───── AVAILABLE RECORDS ─────

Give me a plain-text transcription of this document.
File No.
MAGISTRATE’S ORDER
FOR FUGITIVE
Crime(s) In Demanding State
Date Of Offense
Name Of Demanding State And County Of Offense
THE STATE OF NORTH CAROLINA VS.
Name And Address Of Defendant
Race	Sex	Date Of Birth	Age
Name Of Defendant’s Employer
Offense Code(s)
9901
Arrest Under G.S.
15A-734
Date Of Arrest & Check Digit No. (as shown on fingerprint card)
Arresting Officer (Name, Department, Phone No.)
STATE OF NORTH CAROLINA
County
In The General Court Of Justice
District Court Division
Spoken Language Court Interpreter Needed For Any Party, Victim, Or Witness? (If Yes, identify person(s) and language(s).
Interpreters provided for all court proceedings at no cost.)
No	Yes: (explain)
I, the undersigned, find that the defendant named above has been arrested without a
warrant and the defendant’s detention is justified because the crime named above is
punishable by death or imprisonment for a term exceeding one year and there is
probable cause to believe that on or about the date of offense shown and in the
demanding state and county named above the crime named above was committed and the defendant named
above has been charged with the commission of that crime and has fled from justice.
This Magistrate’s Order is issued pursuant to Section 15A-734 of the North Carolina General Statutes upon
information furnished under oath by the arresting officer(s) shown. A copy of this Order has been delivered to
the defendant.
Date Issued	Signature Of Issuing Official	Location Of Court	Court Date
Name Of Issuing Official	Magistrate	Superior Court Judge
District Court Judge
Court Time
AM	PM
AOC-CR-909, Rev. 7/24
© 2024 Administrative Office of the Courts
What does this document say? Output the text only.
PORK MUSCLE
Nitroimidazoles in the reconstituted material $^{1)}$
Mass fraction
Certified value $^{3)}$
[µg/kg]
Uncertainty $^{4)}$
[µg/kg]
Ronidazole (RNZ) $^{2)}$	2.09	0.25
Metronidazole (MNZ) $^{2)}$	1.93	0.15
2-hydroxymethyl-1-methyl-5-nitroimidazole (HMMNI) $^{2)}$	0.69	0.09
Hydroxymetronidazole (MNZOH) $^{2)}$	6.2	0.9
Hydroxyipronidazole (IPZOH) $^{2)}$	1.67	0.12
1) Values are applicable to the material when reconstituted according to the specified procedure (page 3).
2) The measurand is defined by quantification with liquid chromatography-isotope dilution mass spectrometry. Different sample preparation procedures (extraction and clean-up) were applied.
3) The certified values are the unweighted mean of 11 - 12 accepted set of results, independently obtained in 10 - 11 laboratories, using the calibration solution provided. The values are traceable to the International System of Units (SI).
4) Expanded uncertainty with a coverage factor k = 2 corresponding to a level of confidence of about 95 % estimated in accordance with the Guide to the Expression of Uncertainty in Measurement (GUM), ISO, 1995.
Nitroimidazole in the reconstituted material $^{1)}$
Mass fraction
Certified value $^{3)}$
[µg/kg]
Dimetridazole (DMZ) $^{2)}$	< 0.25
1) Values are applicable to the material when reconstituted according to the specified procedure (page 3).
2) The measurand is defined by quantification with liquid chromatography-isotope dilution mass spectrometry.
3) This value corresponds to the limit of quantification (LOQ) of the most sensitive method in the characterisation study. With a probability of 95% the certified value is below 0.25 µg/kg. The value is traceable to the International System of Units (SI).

─────

GIVEN PROBLEM: Among the lines of the material, find those that hold the word "General" and copy them.

RESULT OF THIS EXERCISE:
In The General Court Of Justice
This Magistrate’s Order is issued pursuant to Section 15A-734 of the North Carolina General Statutes upon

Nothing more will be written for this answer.